§ **Dataset rows**:
---

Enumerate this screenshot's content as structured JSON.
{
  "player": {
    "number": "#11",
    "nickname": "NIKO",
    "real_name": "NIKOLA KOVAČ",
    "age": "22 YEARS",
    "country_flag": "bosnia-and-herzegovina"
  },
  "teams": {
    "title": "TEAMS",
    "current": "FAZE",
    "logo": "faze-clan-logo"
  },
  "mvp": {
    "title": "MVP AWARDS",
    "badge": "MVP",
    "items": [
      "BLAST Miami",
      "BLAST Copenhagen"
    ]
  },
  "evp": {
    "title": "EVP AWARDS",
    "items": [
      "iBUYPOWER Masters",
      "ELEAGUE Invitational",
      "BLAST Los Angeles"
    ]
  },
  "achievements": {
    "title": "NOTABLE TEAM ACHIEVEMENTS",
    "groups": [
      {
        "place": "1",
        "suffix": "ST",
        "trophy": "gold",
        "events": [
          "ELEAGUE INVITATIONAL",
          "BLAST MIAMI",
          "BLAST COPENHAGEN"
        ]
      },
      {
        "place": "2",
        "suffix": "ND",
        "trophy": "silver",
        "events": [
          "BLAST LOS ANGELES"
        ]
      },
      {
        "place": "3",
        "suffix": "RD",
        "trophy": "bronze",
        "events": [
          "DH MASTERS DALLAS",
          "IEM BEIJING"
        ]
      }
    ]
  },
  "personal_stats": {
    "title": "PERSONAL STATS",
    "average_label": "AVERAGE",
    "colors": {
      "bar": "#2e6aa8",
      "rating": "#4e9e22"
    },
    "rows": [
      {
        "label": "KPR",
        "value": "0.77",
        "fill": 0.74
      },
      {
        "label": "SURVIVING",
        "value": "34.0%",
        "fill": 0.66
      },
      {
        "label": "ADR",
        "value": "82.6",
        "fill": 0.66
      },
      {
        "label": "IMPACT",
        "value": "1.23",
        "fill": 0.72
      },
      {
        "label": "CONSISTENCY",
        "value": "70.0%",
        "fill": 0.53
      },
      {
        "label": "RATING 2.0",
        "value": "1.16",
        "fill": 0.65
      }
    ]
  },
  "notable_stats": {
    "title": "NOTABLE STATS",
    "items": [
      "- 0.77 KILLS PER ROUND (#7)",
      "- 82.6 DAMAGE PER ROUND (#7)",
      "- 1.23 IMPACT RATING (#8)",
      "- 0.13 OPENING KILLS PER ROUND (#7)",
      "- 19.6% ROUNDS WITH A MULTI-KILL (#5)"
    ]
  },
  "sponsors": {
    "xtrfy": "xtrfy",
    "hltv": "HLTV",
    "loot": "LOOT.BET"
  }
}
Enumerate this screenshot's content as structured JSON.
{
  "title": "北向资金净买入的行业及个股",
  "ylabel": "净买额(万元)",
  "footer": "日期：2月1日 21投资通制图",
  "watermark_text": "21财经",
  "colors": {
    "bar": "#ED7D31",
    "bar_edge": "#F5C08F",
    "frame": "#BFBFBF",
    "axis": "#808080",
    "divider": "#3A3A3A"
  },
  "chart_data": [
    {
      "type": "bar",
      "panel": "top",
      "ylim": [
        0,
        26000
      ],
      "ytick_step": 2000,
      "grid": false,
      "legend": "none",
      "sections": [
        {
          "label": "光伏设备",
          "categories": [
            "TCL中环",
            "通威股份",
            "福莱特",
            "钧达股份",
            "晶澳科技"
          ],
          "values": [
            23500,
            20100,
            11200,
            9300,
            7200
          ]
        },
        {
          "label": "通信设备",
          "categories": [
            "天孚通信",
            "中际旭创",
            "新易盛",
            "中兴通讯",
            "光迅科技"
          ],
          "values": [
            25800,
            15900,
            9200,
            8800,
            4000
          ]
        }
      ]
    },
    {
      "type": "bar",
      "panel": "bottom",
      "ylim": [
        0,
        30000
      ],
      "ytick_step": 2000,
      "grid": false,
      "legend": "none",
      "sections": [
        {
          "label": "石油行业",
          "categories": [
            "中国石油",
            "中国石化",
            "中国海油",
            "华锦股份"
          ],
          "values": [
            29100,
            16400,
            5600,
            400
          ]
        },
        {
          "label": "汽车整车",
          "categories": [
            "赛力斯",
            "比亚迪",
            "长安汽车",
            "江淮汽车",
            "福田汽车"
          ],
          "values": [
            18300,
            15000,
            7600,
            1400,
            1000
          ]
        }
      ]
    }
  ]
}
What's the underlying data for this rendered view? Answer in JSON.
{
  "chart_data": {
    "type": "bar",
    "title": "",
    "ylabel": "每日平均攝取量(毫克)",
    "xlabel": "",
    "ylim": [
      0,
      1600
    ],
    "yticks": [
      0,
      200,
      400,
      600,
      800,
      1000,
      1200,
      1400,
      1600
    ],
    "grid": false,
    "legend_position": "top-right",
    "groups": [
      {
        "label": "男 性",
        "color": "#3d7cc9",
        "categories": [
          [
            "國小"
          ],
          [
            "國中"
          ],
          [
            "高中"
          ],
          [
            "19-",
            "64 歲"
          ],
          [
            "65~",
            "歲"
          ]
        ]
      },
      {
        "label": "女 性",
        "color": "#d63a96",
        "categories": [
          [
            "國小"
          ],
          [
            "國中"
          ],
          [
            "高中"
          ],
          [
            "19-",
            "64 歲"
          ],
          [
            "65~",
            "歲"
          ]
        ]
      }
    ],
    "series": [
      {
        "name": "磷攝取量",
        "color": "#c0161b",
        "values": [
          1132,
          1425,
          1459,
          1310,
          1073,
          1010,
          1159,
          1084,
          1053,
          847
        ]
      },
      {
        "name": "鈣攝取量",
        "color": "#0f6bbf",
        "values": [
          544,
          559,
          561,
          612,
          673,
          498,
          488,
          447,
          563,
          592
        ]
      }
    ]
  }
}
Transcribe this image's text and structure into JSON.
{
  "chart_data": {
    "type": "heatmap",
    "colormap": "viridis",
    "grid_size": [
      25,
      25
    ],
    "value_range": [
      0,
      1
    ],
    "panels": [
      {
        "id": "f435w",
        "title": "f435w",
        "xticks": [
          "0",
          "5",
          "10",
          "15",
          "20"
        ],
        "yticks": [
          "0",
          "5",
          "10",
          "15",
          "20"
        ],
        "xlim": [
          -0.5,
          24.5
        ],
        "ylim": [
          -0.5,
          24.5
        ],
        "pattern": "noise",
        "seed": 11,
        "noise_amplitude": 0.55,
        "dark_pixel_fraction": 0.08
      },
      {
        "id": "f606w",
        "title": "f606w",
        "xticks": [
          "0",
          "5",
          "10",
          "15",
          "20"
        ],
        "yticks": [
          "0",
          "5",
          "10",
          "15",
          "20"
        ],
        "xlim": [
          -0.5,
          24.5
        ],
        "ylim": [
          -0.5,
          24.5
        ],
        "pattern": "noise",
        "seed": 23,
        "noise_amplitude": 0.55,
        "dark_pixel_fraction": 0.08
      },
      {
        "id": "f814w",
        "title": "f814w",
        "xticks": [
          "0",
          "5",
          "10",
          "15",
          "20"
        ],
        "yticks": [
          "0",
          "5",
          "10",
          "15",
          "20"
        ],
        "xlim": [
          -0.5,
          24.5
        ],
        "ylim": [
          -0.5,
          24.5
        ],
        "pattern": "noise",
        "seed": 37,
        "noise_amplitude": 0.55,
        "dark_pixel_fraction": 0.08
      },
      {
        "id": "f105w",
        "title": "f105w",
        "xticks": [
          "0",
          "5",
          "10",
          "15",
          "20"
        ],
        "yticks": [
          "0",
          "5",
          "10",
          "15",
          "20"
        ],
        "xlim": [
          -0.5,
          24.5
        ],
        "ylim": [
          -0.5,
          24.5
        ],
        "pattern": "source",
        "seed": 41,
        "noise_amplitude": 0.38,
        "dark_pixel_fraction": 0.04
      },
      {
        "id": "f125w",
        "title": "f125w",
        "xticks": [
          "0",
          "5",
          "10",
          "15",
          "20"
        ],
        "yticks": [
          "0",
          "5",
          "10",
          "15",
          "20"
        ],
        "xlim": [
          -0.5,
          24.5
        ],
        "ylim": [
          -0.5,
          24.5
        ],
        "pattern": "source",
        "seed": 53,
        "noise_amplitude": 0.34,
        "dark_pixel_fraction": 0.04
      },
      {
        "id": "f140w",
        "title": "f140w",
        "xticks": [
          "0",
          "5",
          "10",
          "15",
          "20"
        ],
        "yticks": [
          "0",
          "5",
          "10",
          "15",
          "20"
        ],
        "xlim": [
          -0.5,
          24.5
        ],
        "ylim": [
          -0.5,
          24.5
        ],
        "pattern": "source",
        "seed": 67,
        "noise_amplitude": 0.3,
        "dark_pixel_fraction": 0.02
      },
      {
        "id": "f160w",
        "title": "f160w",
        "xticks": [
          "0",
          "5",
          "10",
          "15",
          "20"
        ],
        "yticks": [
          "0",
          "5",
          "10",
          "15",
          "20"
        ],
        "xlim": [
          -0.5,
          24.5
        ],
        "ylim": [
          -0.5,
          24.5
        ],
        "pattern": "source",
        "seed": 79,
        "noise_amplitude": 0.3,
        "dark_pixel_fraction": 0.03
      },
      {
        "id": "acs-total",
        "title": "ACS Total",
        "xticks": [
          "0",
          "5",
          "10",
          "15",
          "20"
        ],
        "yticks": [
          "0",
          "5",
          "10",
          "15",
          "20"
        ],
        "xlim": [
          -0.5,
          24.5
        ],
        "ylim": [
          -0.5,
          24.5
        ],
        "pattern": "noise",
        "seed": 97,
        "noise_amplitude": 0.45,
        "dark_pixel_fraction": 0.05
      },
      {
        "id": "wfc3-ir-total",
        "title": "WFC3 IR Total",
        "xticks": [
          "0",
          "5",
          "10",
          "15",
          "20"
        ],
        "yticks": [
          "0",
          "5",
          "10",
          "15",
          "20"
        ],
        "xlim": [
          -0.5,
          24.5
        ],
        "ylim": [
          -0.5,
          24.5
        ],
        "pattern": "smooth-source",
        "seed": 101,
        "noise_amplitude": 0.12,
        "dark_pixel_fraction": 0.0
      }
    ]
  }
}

---

Select every line in the records above that contains the word "KILLS".

§ **Answer in full**:
      "- 0.77 KILLS PER ROUND (#7)",
      "- 0.13 OPENING KILLS PER ROUND (#7)",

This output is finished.